What this task involves:
Copy the listing verbatim, excluding any images found in it.
######
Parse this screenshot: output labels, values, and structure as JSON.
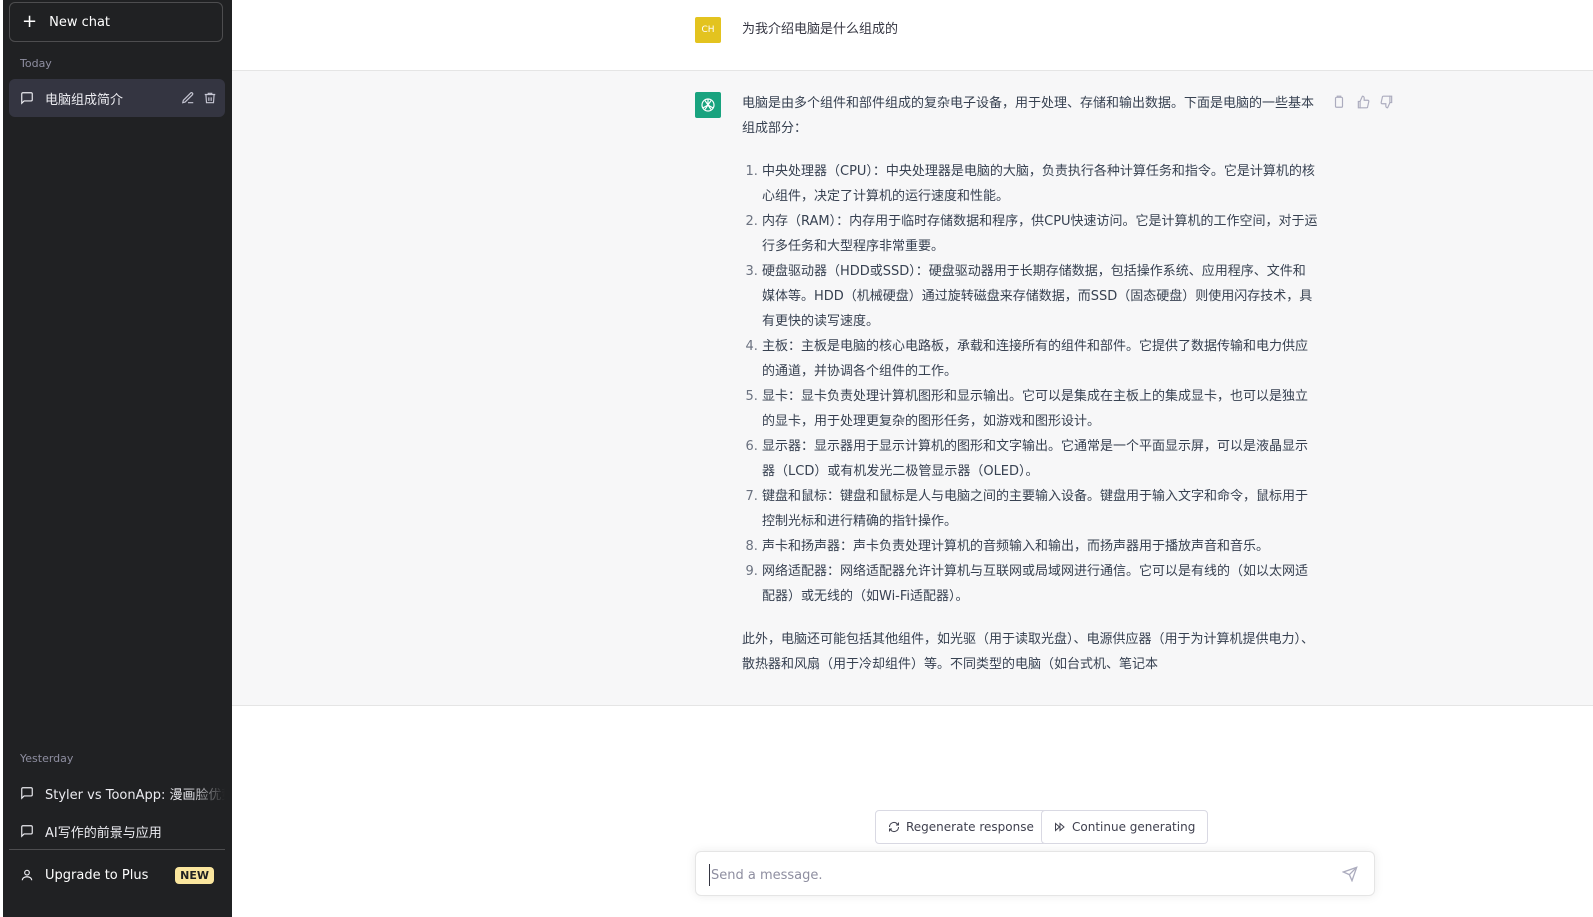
{
  "sidebar": {
    "new_chat": "New chat",
    "today_label": "Today",
    "today_items": [
      {
        "label": "电脑组成简介"
      }
    ],
    "yesterday_label": "Yesterday",
    "yesterday_items": [
      {
        "label": "Styler vs ToonApp: 漫画脸优势"
      },
      {
        "label": "AI写作的前景与应用"
      }
    ],
    "upgrade_label": "Upgrade to Plus",
    "upgrade_badge": "NEW"
  },
  "conversation": {
    "user_initials": "CH",
    "user_message": "为我介绍电脑是什么组成的",
    "assistant_intro": "电脑是由多个组件和部件组成的复杂电子设备，用于处理、存储和输出数据。下面是电脑的一些基本组成部分：",
    "assistant_items": [
      "中央处理器（CPU）：中央处理器是电脑的大脑，负责执行各种计算任务和指令。它是计算机的核心组件，决定了计算机的运行速度和性能。",
      "内存（RAM）：内存用于临时存储数据和程序，供CPU快速访问。它是计算机的工作空间，对于运行多任务和大型程序非常重要。",
      "硬盘驱动器（HDD或SSD）：硬盘驱动器用于长期存储数据，包括操作系统、应用程序、文件和媒体等。HDD（机械硬盘）通过旋转磁盘来存储数据，而SSD（固态硬盘）则使用闪存技术，具有更快的读写速度。",
      "主板：主板是电脑的核心电路板，承载和连接所有的组件和部件。它提供了数据传输和电力供应的通道，并协调各个组件的工作。",
      "显卡：显卡负责处理计算机图形和显示输出。它可以是集成在主板上的集成显卡，也可以是独立的显卡，用于处理更复杂的图形任务，如游戏和图形设计。",
      "显示器：显示器用于显示计算机的图形和文字输出。它通常是一个平面显示屏，可以是液晶显示器（LCD）或有机发光二极管显示器（OLED）。",
      "键盘和鼠标：键盘和鼠标是人与电脑之间的主要输入设备。键盘用于输入文字和命令，鼠标用于控制光标和进行精确的指针操作。",
      "声卡和扬声器：声卡负责处理计算机的音频输入和输出，而扬声器用于播放声音和音乐。",
      "网络适配器：网络适配器允许计算机与互联网或局域网进行通信。它可以是有线的（如以太网适配器）或无线的（如Wi-Fi适配器）。"
    ],
    "assistant_outro": "此外，电脑还可能包括其他组件，如光驱（用于读取光盘）、电源供应器（用于为计算机提供电力）、散热器和风扇（用于冷却组件）等。不同类型的电脑（如台式机、笔记本"
  },
  "actions": {
    "regenerate": "Regenerate response",
    "continue": "Continue generating"
  },
  "composer": {
    "placeholder": "Send a message."
  },
  "colors": {
    "sidebar_bg": "#202123",
    "assistant_bg": "#f7f7f8",
    "gpt_avatar": "#19a37f",
    "user_avatar": "#e3c31f",
    "badge": "#fae69e"
  }
}
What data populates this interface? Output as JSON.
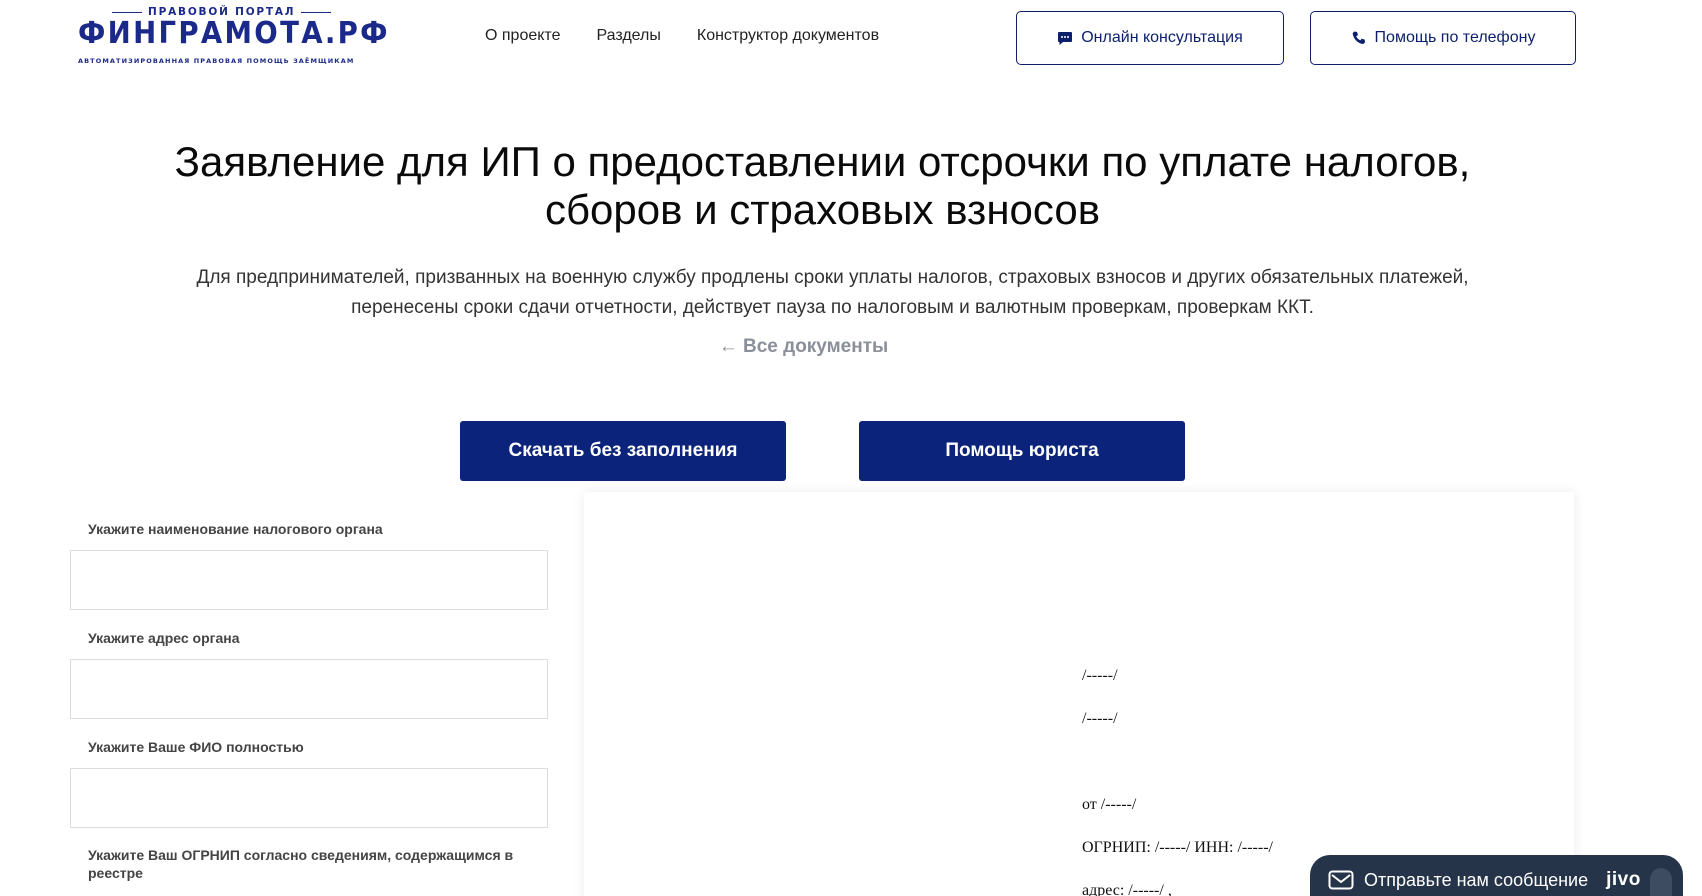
{
  "logo": {
    "top_text": "ПРАВОВОЙ ПОРТАЛ",
    "main_text": "ФИНГРАМОТА.РФ",
    "sub_text": "АВТОМАТИЗИРОВАННАЯ ПРАВОВАЯ ПОМОЩЬ ЗАЁМЩИКАМ"
  },
  "nav": {
    "items": [
      "О проекте",
      "Разделы",
      "Конструктор документов"
    ]
  },
  "header_buttons": {
    "chat_label": "Онлайн консультация",
    "phone_label": "Помощь по телефону"
  },
  "hero": {
    "title_line1": "Заявление для ИП о предоставлении отсрочки по уплате налогов,",
    "title_line2": "сборов и страховых взносов",
    "desc_line1": "Для предпринимателей, призванных на военную службу продлены сроки уплаты налогов, страховых взносов и других обязательных платежей,",
    "desc_line2": "перенесены сроки сдачи отчетности, действует пауза по налоговым и валютным проверкам, проверкам ККТ.",
    "back_link": "← Все документы"
  },
  "actions": {
    "download_label": "Скачать без заполнения",
    "lawyer_label": "Помощь юриста"
  },
  "form": {
    "fields": [
      {
        "label": "Укажите наименование налогового органа",
        "value": ""
      },
      {
        "label": "Укажите адрес органа",
        "value": ""
      },
      {
        "label": "Укажите Ваше ФИО полностью",
        "value": ""
      },
      {
        "label": "Укажите Ваш ОГРНИП согласно сведениям, содержащимся в реестре",
        "value": ""
      }
    ]
  },
  "preview": {
    "lines": [
      "/-----/",
      "/-----/",
      "от /-----/",
      "ОГРНИП: /-----/ ИНН: /-----/",
      "адрес: /-----/ ,"
    ]
  },
  "jivo": {
    "message": "Отправьте нам сообщение",
    "brand": "jivo"
  },
  "colors": {
    "primary": "#0b237a",
    "outline": "#0b1f6b",
    "logo": "#1b2a8a",
    "jivo_bg": "#253448"
  }
}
######
Expected answer:
Parse this screenshot: output labels, values, and structure as JSON.
{
  "sidebar": {
    "new_chat": "New chat",
    "today_label": "Today",
    "today_items": [
      {
        "label": "电脑组成简介"
      }
    ],
    "yesterday_label": "Yesterday",
    "yesterday_items": [
      {
        "label": "Styler vs ToonApp: 漫画脸优势"
      },
      {
        "label": "AI写作的前景与应用"
      }
    ],
    "upgrade_label": "Upgrade to Plus",
    "upgrade_badge": "NEW"
  },
  "conversation": {
    "user_initials": "CH",
    "user_message": "为我介绍电脑是什么组成的",
    "assistant_intro": "电脑是由多个组件和部件组成的复杂电子设备，用于处理、存储和输出数据。下面是电脑的一些基本组成部分：",
    "assistant_items": [
      "中央处理器（CPU）：中央处理器是电脑的大脑，负责执行各种计算任务和指令。它是计算机的核心组件，决定了计算机的运行速度和性能。",
      "内存（RAM）：内存用于临时存储数据和程序，供CPU快速访问。它是计算机的工作空间，对于运行多任务和大型程序非常重要。",
      "硬盘驱动器（HDD或SSD）：硬盘驱动器用于长期存储数据，包括操作系统、应用程序、文件和媒体等。HDD（机械硬盘）通过旋转磁盘来存储数据，而SSD（固态硬盘）则使用闪存技术，具有更快的读写速度。",
      "主板：主板是电脑的核心电路板，承载和连接所有的组件和部件。它提供了数据传输和电力供应的通道，并协调各个组件的工作。",
      "显卡：显卡负责处理计算机图形和显示输出。它可以是集成在主板上的集成显卡，也可以是独立的显卡，用于处理更复杂的图形任务，如游戏和图形设计。",
      "显示器：显示器用于显示计算机的图形和文字输出。它通常是一个平面显示屏，可以是液晶显示器（LCD）或有机发光二极管显示器（OLED）。",
      "键盘和鼠标：键盘和鼠标是人与电脑之间的主要输入设备。键盘用于输入文字和命令，鼠标用于控制光标和进行精确的指针操作。",
      "声卡和扬声器：声卡负责处理计算机的音频输入和输出，而扬声器用于播放声音和音乐。",
      "网络适配器：网络适配器允许计算机与互联网或局域网进行通信。它可以是有线的（如以太网适配器）或无线的（如Wi-Fi适配器）。"
    ],
    "assistant_outro": "此外，电脑还可能包括其他组件，如光驱（用于读取光盘）、电源供应器（用于为计算机提供电力）、散热器和风扇（用于冷却组件）等。不同类型的电脑（如台式机、笔记本"
  },
  "actions": {
    "regenerate": "Regenerate response",
    "continue": "Continue generating"
  },
  "composer": {
    "placeholder": "Send a message."
  },
  "colors": {
    "sidebar_bg": "#202123",
    "assistant_bg": "#f7f7f8",
    "gpt_avatar": "#19a37f",
    "user_avatar": "#e3c31f",
    "badge": "#fae69e"
  }
}
What data populates this interface? Output as JSON.
{
  "logo": {
    "top_text": "ПРАВОВОЙ ПОРТАЛ",
    "main_text": "ФИНГРАМОТА.РФ",
    "sub_text": "АВТОМАТИЗИРОВАННАЯ ПРАВОВАЯ ПОМОЩЬ ЗАЁМЩИКАМ"
  },
  "nav": {
    "items": [
      "О проекте",
      "Разделы",
      "Конструктор документов"
    ]
  },
  "header_buttons": {
    "chat_label": "Онлайн консультация",
    "phone_label": "Помощь по телефону"
  },
  "hero": {
    "title_line1": "Заявление для ИП о предоставлении отсрочки по уплате налогов,",
    "title_line2": "сборов и страховых взносов",
    "desc_line1": "Для предпринимателей, призванных на военную службу продлены сроки уплаты налогов, страховых взносов и других обязательных платежей,",
    "desc_line2": "перенесены сроки сдачи отчетности, действует пауза по налоговым и валютным проверкам, проверкам ККТ.",
    "back_link": "← Все документы"
  },
  "actions": {
    "download_label": "Скачать без заполнения",
    "lawyer_label": "Помощь юриста"
  },
  "form": {
    "fields": [
      {
        "label": "Укажите наименование налогового органа",
        "value": ""
      },
      {
        "label": "Укажите адрес органа",
        "value": ""
      },
      {
        "label": "Укажите Ваше ФИО полностью",
        "value": ""
      },
      {
        "label": "Укажите Ваш ОГРНИП согласно сведениям, содержащимся в реестре",
        "value": ""
      }
    ]
  },
  "preview": {
    "lines": [
      "/-----/",
      "/-----/",
      "от /-----/",
      "ОГРНИП: /-----/ ИНН: /-----/",
      "адрес: /-----/ ,"
    ]
  },
  "jivo": {
    "message": "Отправьте нам сообщение",
    "brand": "jivo"
  },
  "colors": {
    "primary": "#0b237a",
    "outline": "#0b1f6b",
    "logo": "#1b2a8a",
    "jivo_bg": "#253448"
  }
}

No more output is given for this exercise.